TASK REQUIREMENTS
From the entries below, say how many lines carry the word "ChatGPT", and give nothing but the number.

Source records
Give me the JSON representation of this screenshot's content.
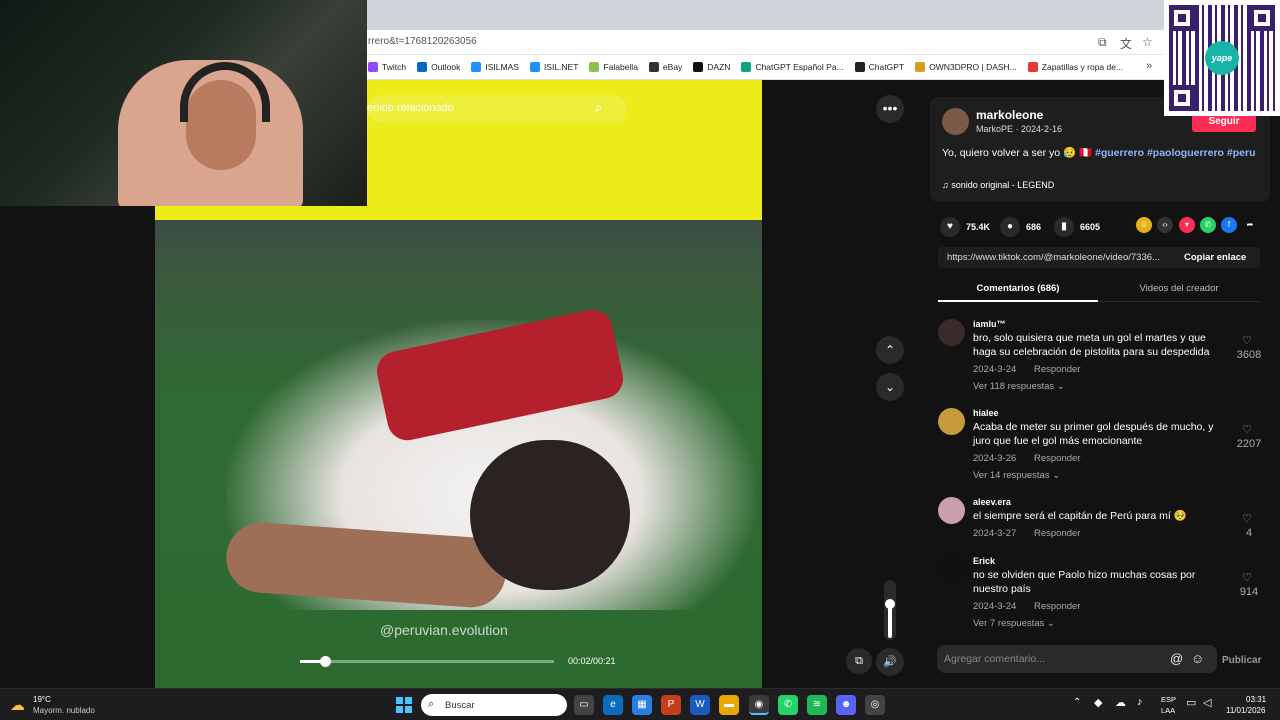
{
  "browser": {
    "url": "rrero&t=1768120263056",
    "bookmarks": [
      {
        "label": "Twitch",
        "color": "#9146ff"
      },
      {
        "label": "Outlook",
        "color": "#0a66c2"
      },
      {
        "label": "ISILMAS",
        "color": "#1e90ff"
      },
      {
        "label": "ISIL.NET",
        "color": "#1e90ff"
      },
      {
        "label": "Falabella",
        "color": "#8bc34a"
      },
      {
        "label": "eBay",
        "color": "#333333"
      },
      {
        "label": "DAZN",
        "color": "#111111"
      },
      {
        "label": "ChatGPT Español Pa...",
        "color": "#10a37f"
      },
      {
        "label": "ChatGPT",
        "color": "#222222"
      },
      {
        "label": "OWN3DPRO | DASH...",
        "color": "#d4a017"
      },
      {
        "label": "Zapatillas y ropa de...",
        "color": "#e53935"
      }
    ],
    "bookmarks_more": "»"
  },
  "qr": {
    "logo_text": "yape"
  },
  "video": {
    "search_placeholder": "enido relacionado",
    "watermark": "@peruvian.evolution",
    "timestamp": "00:02/00:21",
    "progress": 0.1,
    "volume": 0.6
  },
  "post": {
    "username": "markoleone",
    "nickname_line": "MarkoPE · 2024-2-16",
    "follow_label": "Seguir",
    "desc_text": "Yo, quiero volver a ser yo 😥 🇵🇪 ",
    "tags": [
      "#guerrero",
      "#paologuerrero",
      "#peru"
    ],
    "music": "♫  sonido original - LEGEND",
    "likes": "75.4K",
    "comments": "686",
    "saves": "6605",
    "link": "https://www.tiktok.com/@markoleone/video/7336...",
    "copy_label": "Copiar enlace",
    "tab_comments": "Comentarios (686)",
    "tab_videos": "Videos del creador"
  },
  "comments": [
    {
      "user": "iamlu™",
      "text": "bro, solo quisiera que meta un gol el martes y que haga su celebración de pistolita para su despedida",
      "date": "2024-3-24",
      "reply": "Responder",
      "more": "Ver 118 respuestas ⌄",
      "likes": "3608",
      "avatar": "#3b2a2a"
    },
    {
      "user": "hialee",
      "text": "Acaba de meter su primer gol después de mucho, y juro que fue el gol más emocionante",
      "date": "2024-3-26",
      "reply": "Responder",
      "more": "Ver 14 respuestas ⌄",
      "likes": "2207",
      "avatar": "#c49a3c"
    },
    {
      "user": "aleev.era",
      "text": "el siempre será el capitán de Perú para mí 🥺",
      "date": "2024-3-27",
      "reply": "Responder",
      "more": "",
      "likes": "4",
      "avatar": "#caa0b0"
    },
    {
      "user": "Erick",
      "text": "no se olviden que Paolo hizo muchas cosas por nuestro país",
      "date": "2024-3-24",
      "reply": "Responder",
      "more": "Ver 7 respuestas ⌄",
      "likes": "914",
      "avatar": "#111111"
    }
  ],
  "composer": {
    "placeholder": "Agregar comentario...",
    "at": "@",
    "emoji": "☺",
    "publish": "Publicar"
  },
  "taskbar": {
    "temp": "19°C",
    "weather": "Mayorm. nublado",
    "search": "Buscar",
    "lang1": "ESP",
    "lang2": "LAA",
    "time": "03:31",
    "date": "11/01/2026"
  }
}
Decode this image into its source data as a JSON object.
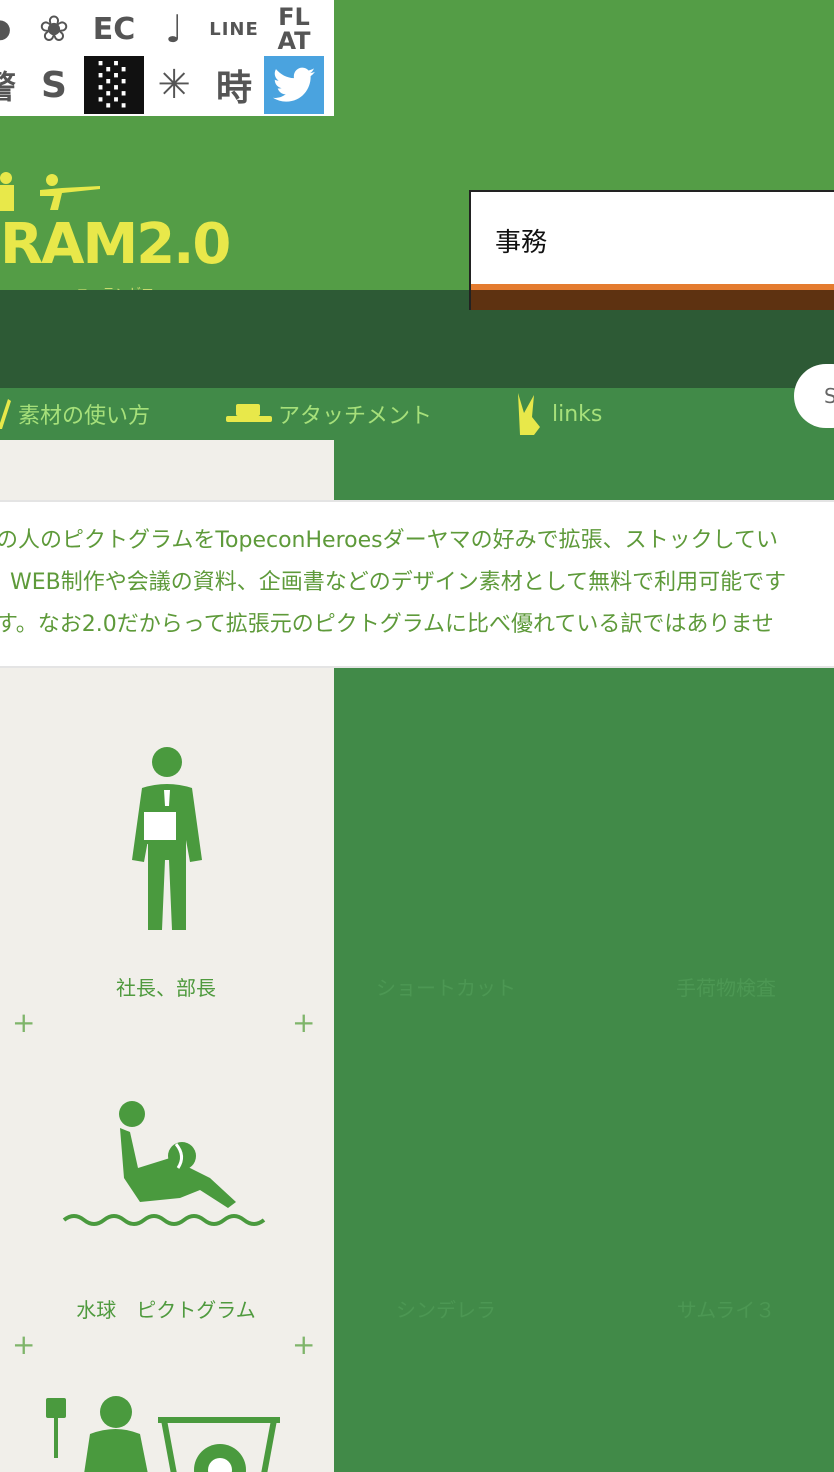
{
  "icon_strip": {
    "row1": [
      "●",
      "❀",
      "EC",
      "♩",
      "LINE",
      "FL AT"
    ],
    "row2": [
      "警",
      "S",
      "░",
      "✳",
      "時",
      "🐦"
    ]
  },
  "header": {
    "logo_text": "RAM2.0",
    "logo_ruby": "ニーテンゼロ",
    "search_value": "事務"
  },
  "nav": {
    "items": [
      {
        "icon": "stick-icon",
        "label": "素材の使い方"
      },
      {
        "icon": "hat-icon",
        "label": "アタッチメント"
      },
      {
        "icon": "rabbit-icon",
        "label": "links"
      }
    ],
    "pill_text": "S"
  },
  "description": {
    "lines": [
      "の人のピクトグラムをTopeconHeroesダーヤマの好みで拡張、ストックしてい",
      "WEB制作や会議の資料、企画書などのデザイン素材として無料で利用可能です",
      "す。なお2.0だからって拡張元のピクトグラムに比べ優れている訳ではありませ"
    ]
  },
  "grid": {
    "row1": [
      "社長、部長",
      "ショートカット",
      "手荷物検査"
    ],
    "row2": [
      "水球　ピクトグラム",
      "シンデレラ",
      "サムライ３"
    ]
  },
  "colors": {
    "background_green": "#549d46",
    "nav_green": "#418a48",
    "dark_band": "#2d5a35",
    "accent_orange": "#e47b2f",
    "text_green": "#5e9a3a",
    "logo_yellow": "#e8e84a"
  }
}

THE OUTPUT
2